REQUIREMENT: In the data below, find every line that has the string "JSON", and copy it.

PROVIDED INFORMATION:
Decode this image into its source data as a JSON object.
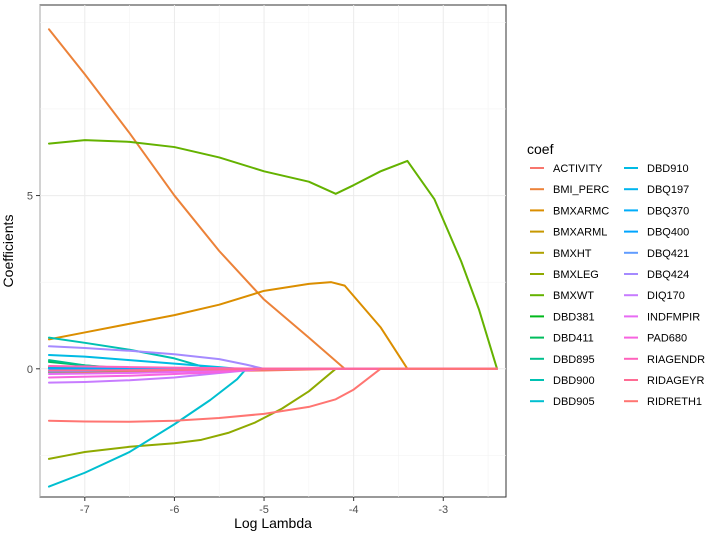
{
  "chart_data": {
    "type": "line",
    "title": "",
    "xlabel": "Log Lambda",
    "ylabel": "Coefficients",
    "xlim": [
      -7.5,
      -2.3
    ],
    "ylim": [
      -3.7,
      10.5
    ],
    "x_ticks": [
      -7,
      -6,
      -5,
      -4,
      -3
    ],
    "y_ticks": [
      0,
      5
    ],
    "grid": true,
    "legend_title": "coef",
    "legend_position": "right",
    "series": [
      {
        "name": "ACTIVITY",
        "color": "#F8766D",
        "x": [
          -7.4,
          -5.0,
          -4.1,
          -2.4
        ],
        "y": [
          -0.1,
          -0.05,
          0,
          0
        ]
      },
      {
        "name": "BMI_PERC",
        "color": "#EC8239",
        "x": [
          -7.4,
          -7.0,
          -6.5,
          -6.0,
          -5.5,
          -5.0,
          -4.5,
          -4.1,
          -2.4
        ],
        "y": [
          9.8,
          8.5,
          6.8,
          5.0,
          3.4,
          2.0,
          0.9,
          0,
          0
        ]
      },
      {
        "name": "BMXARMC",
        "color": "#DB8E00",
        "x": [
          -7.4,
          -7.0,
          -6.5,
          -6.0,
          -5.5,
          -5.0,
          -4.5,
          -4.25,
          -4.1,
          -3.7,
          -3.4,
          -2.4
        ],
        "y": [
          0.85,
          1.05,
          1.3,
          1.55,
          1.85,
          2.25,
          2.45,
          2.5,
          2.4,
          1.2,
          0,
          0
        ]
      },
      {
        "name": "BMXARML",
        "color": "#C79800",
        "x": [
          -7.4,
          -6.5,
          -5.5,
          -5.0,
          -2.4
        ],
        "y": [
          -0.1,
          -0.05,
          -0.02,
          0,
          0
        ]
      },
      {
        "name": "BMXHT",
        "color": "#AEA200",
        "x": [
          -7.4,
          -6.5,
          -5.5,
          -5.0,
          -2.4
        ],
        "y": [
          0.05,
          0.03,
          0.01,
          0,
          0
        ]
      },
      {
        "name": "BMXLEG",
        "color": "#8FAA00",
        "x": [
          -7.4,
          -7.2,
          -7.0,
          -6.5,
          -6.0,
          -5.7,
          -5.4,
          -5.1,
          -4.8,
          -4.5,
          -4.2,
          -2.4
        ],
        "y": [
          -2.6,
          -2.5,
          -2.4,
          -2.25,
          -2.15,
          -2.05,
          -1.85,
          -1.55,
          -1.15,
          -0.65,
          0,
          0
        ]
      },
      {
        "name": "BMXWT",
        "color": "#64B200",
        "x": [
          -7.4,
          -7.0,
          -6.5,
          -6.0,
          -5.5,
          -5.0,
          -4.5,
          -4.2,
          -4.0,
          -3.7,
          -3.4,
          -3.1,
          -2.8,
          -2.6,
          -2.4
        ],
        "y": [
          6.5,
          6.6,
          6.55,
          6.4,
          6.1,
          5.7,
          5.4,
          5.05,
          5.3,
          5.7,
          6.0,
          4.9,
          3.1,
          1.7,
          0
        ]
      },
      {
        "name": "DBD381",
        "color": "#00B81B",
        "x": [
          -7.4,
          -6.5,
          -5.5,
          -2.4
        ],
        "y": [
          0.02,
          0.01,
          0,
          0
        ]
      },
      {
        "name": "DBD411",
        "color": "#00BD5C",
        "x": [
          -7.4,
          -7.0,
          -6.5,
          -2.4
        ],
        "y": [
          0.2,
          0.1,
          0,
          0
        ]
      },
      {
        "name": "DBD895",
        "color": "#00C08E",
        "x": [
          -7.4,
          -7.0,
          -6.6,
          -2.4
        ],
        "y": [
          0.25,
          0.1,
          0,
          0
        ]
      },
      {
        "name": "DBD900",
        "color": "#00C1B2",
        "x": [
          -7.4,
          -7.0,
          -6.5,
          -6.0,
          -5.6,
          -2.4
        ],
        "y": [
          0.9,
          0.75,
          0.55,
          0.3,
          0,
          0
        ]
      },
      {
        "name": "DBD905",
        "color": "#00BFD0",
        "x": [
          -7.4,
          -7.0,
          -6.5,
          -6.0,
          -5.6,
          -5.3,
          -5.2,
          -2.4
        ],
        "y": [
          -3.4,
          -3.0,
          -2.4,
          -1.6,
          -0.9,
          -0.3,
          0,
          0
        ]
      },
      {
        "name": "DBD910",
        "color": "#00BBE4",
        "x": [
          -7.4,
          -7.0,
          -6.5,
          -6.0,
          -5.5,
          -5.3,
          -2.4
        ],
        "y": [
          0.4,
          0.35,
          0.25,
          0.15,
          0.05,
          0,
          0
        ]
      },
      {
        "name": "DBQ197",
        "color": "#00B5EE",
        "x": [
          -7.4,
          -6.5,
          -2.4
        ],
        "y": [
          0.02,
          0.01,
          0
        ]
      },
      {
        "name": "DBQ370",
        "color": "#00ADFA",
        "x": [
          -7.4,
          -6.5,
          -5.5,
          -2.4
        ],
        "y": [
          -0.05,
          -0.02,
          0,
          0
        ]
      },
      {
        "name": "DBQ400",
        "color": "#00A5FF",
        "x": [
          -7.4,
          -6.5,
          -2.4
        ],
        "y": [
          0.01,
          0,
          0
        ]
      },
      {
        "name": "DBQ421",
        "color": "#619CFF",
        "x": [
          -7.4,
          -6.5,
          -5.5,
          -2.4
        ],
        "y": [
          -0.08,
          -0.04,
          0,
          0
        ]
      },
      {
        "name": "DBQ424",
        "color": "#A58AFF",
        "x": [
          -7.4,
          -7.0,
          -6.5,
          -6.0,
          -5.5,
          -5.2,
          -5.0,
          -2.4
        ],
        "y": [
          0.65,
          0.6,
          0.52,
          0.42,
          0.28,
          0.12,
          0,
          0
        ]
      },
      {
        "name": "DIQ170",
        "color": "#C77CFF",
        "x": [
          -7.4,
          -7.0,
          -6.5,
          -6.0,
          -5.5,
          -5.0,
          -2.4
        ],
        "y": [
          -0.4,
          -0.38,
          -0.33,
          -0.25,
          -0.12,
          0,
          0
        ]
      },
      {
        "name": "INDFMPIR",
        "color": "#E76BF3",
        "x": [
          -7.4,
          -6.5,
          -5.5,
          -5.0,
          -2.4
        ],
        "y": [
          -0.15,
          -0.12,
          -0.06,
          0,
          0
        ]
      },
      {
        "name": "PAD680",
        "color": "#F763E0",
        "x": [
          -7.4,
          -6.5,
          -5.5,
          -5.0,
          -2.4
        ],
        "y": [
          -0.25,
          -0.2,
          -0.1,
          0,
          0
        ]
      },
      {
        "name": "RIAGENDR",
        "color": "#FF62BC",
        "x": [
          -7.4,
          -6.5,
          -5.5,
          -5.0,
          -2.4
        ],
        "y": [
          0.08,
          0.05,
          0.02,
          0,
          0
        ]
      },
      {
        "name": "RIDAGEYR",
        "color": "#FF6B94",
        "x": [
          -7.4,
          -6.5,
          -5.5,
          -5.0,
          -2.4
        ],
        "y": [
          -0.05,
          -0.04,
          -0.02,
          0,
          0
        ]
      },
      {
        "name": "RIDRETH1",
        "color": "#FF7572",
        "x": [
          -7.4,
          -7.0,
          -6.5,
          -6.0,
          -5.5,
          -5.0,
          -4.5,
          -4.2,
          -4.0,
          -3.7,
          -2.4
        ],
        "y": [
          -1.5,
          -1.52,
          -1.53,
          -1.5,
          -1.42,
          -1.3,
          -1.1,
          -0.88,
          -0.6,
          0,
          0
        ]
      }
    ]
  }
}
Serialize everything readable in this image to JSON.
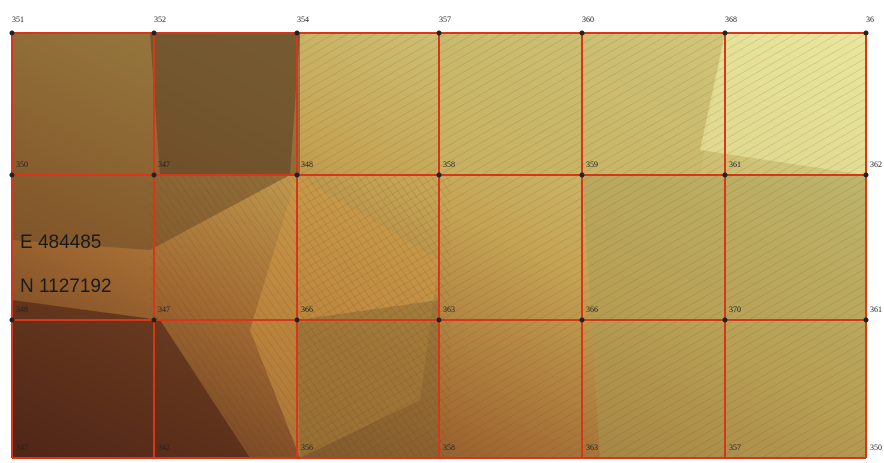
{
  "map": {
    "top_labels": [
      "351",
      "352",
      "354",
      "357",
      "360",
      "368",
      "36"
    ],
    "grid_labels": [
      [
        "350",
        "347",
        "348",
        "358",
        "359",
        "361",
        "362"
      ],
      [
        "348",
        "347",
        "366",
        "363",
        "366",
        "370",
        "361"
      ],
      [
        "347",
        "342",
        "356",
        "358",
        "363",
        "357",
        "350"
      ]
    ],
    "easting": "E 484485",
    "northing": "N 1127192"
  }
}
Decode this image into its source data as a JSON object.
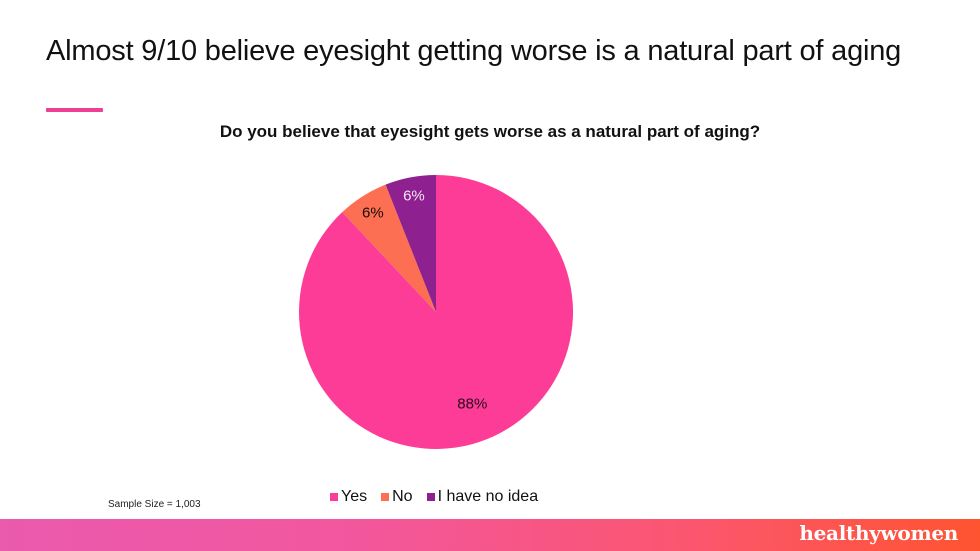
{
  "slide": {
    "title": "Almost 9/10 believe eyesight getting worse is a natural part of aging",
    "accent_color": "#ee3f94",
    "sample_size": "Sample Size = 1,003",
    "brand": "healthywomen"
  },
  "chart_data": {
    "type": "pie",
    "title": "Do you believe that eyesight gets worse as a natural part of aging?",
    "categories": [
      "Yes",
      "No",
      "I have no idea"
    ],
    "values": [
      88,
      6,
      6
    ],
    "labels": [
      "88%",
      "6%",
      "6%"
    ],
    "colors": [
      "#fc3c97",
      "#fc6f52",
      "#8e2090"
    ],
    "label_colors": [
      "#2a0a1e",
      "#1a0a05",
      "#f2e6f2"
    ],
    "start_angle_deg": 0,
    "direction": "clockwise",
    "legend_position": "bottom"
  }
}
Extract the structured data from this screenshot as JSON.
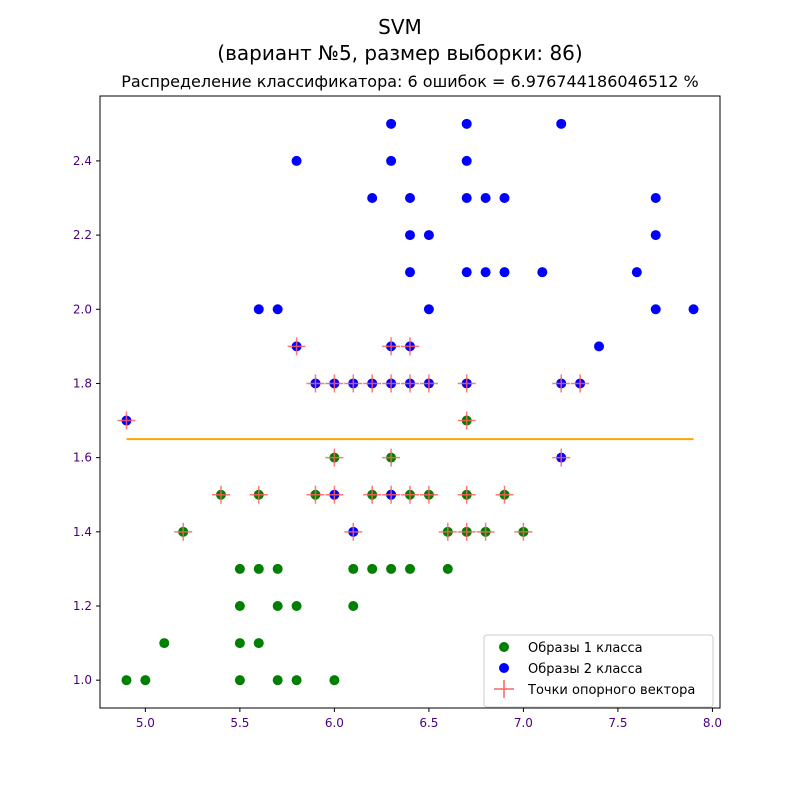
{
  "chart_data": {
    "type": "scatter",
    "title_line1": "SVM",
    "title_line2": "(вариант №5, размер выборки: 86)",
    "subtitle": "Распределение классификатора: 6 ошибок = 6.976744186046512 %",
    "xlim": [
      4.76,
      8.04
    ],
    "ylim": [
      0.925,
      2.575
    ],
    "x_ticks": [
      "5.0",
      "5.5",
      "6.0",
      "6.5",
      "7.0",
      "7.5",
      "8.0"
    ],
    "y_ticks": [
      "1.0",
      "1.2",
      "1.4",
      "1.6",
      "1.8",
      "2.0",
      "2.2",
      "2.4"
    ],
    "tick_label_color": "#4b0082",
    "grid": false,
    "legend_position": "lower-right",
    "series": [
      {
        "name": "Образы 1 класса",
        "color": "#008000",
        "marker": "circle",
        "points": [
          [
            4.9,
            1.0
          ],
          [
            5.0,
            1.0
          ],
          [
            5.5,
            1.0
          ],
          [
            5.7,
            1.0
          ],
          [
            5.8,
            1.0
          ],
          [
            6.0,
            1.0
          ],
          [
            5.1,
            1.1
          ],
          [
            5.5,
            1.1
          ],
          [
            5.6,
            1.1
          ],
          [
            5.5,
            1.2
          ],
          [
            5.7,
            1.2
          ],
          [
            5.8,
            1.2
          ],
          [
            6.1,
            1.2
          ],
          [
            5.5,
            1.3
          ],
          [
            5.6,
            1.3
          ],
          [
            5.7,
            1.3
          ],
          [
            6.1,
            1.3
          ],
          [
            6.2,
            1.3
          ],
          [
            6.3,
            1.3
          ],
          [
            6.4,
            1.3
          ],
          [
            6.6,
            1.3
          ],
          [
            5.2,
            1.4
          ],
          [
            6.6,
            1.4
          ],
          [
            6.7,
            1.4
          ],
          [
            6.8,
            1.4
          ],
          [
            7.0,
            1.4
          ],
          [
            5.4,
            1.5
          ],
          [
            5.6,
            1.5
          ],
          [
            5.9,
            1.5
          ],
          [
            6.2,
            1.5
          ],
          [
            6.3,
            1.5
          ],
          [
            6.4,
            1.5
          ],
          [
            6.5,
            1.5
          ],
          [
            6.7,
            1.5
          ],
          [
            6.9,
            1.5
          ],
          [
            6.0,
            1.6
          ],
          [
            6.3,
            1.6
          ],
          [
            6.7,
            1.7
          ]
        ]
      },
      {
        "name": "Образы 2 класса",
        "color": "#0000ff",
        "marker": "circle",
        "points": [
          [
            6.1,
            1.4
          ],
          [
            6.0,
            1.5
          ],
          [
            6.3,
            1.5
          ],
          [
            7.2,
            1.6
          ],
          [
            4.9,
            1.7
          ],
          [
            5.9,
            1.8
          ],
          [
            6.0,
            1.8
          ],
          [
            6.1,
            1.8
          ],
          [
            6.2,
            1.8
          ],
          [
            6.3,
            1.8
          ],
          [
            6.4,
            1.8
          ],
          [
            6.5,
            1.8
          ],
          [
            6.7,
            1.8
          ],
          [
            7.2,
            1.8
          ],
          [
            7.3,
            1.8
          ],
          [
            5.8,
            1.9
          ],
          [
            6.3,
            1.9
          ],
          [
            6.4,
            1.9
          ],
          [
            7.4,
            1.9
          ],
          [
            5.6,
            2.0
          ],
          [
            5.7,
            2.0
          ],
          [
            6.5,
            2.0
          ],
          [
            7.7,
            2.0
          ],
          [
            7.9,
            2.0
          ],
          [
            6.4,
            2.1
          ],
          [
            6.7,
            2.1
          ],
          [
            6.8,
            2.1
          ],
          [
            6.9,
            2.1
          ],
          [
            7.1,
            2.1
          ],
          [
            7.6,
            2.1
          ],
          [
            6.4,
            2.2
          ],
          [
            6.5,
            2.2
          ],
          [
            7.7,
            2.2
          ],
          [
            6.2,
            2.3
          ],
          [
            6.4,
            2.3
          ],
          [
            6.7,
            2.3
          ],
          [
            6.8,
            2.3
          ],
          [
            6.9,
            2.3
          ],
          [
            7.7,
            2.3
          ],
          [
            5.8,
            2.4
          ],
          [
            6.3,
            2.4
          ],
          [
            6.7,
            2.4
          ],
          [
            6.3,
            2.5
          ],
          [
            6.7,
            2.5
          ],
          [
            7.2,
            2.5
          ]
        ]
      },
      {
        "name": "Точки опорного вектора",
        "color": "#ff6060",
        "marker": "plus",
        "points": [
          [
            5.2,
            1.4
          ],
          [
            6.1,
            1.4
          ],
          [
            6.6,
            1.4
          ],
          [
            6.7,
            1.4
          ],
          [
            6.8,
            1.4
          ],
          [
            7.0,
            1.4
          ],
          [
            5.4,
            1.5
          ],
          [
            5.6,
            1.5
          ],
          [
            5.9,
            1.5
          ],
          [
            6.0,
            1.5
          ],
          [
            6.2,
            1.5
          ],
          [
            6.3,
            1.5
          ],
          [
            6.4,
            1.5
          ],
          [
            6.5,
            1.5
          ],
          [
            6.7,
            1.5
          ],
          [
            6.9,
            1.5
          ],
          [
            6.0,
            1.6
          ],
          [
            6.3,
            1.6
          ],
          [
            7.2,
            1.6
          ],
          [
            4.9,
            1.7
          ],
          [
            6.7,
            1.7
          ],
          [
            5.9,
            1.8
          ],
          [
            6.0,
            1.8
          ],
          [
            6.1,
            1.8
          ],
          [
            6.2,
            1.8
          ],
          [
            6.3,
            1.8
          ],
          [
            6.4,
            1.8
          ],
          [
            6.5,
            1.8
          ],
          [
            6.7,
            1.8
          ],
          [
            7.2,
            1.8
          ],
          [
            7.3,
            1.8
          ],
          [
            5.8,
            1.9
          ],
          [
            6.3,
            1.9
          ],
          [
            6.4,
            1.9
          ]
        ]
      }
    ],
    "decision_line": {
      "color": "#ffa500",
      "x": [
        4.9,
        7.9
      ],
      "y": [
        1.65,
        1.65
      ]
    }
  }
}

FULL SOLUTION:
Decode this image into its source data as a JSON object.
Serialize everything readable in this image to JSON.
Decode this image into its source data as a JSON object.
Extract the structured data from this screenshot as JSON.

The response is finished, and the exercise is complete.